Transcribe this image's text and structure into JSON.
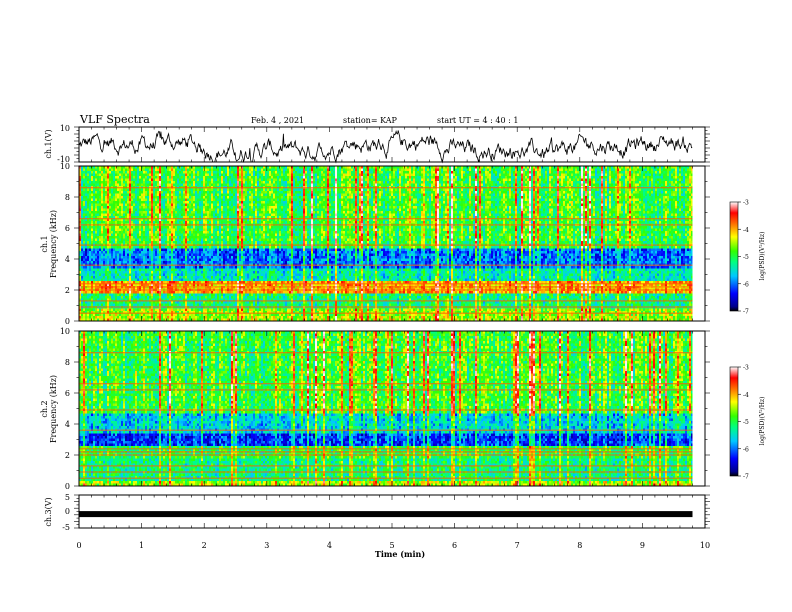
{
  "header": {
    "title": "VLF Spectra",
    "date": "Feb. 4 , 2021",
    "station": "station= KAP",
    "start": "start  UT =   4 : 40 : 1"
  },
  "chart_data": [
    {
      "type": "line",
      "panel": "ch1-waveform",
      "ylabel": "ch.1(V)",
      "xlim": [
        0,
        10
      ],
      "ylim": [
        -10,
        10
      ],
      "yticks": [
        "10",
        "-10"
      ],
      "x_end": 9.8,
      "baseline": -1.5,
      "amplitude": 6,
      "color": "#000000"
    },
    {
      "type": "heatmap",
      "panel": "ch1-spectrogram",
      "ylabel": "ch.1\nFrequency (kHz)",
      "xlim": [
        0,
        10
      ],
      "ylim": [
        0,
        10
      ],
      "yticks": [
        "0",
        "2",
        "4",
        "6",
        "8",
        "10"
      ],
      "x_end": 9.8,
      "level_profile": [
        {
          "f0": 0.0,
          "f1": 0.3,
          "level": -4.5
        },
        {
          "f0": 0.3,
          "f1": 0.8,
          "level": -4.6
        },
        {
          "f0": 0.8,
          "f1": 1.8,
          "level": -5.2
        },
        {
          "f0": 1.8,
          "f1": 2.6,
          "level": -4.0
        },
        {
          "f0": 2.6,
          "f1": 3.4,
          "level": -5.4
        },
        {
          "f0": 3.4,
          "f1": 4.6,
          "level": -6.0
        },
        {
          "f0": 4.6,
          "f1": 5.2,
          "level": -5.0
        },
        {
          "f0": 5.2,
          "f1": 10.0,
          "level": -4.9
        }
      ],
      "colorbar": {
        "label": "log(PSD)(V²/Hz)",
        "min": -7,
        "max": -3,
        "ticks": [
          "-3",
          "-4",
          "-5",
          "-6",
          "-7"
        ]
      }
    },
    {
      "type": "heatmap",
      "panel": "ch2-spectrogram",
      "ylabel": "ch.2\nFrequency (kHz)",
      "xlim": [
        0,
        10
      ],
      "ylim": [
        0,
        10
      ],
      "yticks": [
        "0",
        "2",
        "4",
        "6",
        "8",
        "10"
      ],
      "x_end": 9.8,
      "level_profile": [
        {
          "f0": 0.0,
          "f1": 0.3,
          "level": -4.5
        },
        {
          "f0": 0.3,
          "f1": 1.8,
          "level": -5.2
        },
        {
          "f0": 1.8,
          "f1": 2.6,
          "level": -5.0
        },
        {
          "f0": 2.6,
          "f1": 3.4,
          "level": -6.2
        },
        {
          "f0": 3.4,
          "f1": 4.6,
          "level": -5.6
        },
        {
          "f0": 4.6,
          "f1": 10.0,
          "level": -4.9
        }
      ],
      "colorbar": {
        "label": "log(PSD)(V²/Hz)",
        "min": -7,
        "max": -3,
        "ticks": [
          "-3",
          "-4",
          "-5",
          "-6",
          "-7"
        ]
      }
    },
    {
      "type": "line",
      "panel": "ch3-waveform",
      "ylabel": "ch.3(V)",
      "xlim": [
        0,
        10
      ],
      "ylim": [
        -5,
        5
      ],
      "yticks": [
        "5",
        "0",
        "-5"
      ],
      "x_end": 9.8,
      "baseline": 0,
      "color": "#000000"
    }
  ],
  "xaxis": {
    "label": "Time  (min)",
    "ticks": [
      "0",
      "1",
      "2",
      "3",
      "4",
      "5",
      "6",
      "7",
      "8",
      "9",
      "10"
    ]
  }
}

* [Directive]:
Every entry must be written out exactly, with all pictures left out.

* [Solution to the exercise]:
Transcribe this image's text and structure into JSON.
{
  "header": {
    "title": "VLF Spectra",
    "date": "Feb. 4 , 2021",
    "station": "station= KAP",
    "start": "start  UT =   4 : 40 : 1"
  },
  "chart_data": [
    {
      "type": "line",
      "panel": "ch1-waveform",
      "ylabel": "ch.1(V)",
      "xlim": [
        0,
        10
      ],
      "ylim": [
        -10,
        10
      ],
      "yticks": [
        "10",
        "-10"
      ],
      "x_end": 9.8,
      "baseline": -1.5,
      "amplitude": 6,
      "color": "#000000"
    },
    {
      "type": "heatmap",
      "panel": "ch1-spectrogram",
      "ylabel": "ch.1\nFrequency (kHz)",
      "xlim": [
        0,
        10
      ],
      "ylim": [
        0,
        10
      ],
      "yticks": [
        "0",
        "2",
        "4",
        "6",
        "8",
        "10"
      ],
      "x_end": 9.8,
      "level_profile": [
        {
          "f0": 0.0,
          "f1": 0.3,
          "level": -4.5
        },
        {
          "f0": 0.3,
          "f1": 0.8,
          "level": -4.6
        },
        {
          "f0": 0.8,
          "f1": 1.8,
          "level": -5.2
        },
        {
          "f0": 1.8,
          "f1": 2.6,
          "level": -4.0
        },
        {
          "f0": 2.6,
          "f1": 3.4,
          "level": -5.4
        },
        {
          "f0": 3.4,
          "f1": 4.6,
          "level": -6.0
        },
        {
          "f0": 4.6,
          "f1": 5.2,
          "level": -5.0
        },
        {
          "f0": 5.2,
          "f1": 10.0,
          "level": -4.9
        }
      ],
      "colorbar": {
        "label": "log(PSD)(V²/Hz)",
        "min": -7,
        "max": -3,
        "ticks": [
          "-3",
          "-4",
          "-5",
          "-6",
          "-7"
        ]
      }
    },
    {
      "type": "heatmap",
      "panel": "ch2-spectrogram",
      "ylabel": "ch.2\nFrequency (kHz)",
      "xlim": [
        0,
        10
      ],
      "ylim": [
        0,
        10
      ],
      "yticks": [
        "0",
        "2",
        "4",
        "6",
        "8",
        "10"
      ],
      "x_end": 9.8,
      "level_profile": [
        {
          "f0": 0.0,
          "f1": 0.3,
          "level": -4.5
        },
        {
          "f0": 0.3,
          "f1": 1.8,
          "level": -5.2
        },
        {
          "f0": 1.8,
          "f1": 2.6,
          "level": -5.0
        },
        {
          "f0": 2.6,
          "f1": 3.4,
          "level": -6.2
        },
        {
          "f0": 3.4,
          "f1": 4.6,
          "level": -5.6
        },
        {
          "f0": 4.6,
          "f1": 10.0,
          "level": -4.9
        }
      ],
      "colorbar": {
        "label": "log(PSD)(V²/Hz)",
        "min": -7,
        "max": -3,
        "ticks": [
          "-3",
          "-4",
          "-5",
          "-6",
          "-7"
        ]
      }
    },
    {
      "type": "line",
      "panel": "ch3-waveform",
      "ylabel": "ch.3(V)",
      "xlim": [
        0,
        10
      ],
      "ylim": [
        -5,
        5
      ],
      "yticks": [
        "5",
        "0",
        "-5"
      ],
      "x_end": 9.8,
      "baseline": 0,
      "color": "#000000"
    }
  ],
  "xaxis": {
    "label": "Time  (min)",
    "ticks": [
      "0",
      "1",
      "2",
      "3",
      "4",
      "5",
      "6",
      "7",
      "8",
      "9",
      "10"
    ]
  }
}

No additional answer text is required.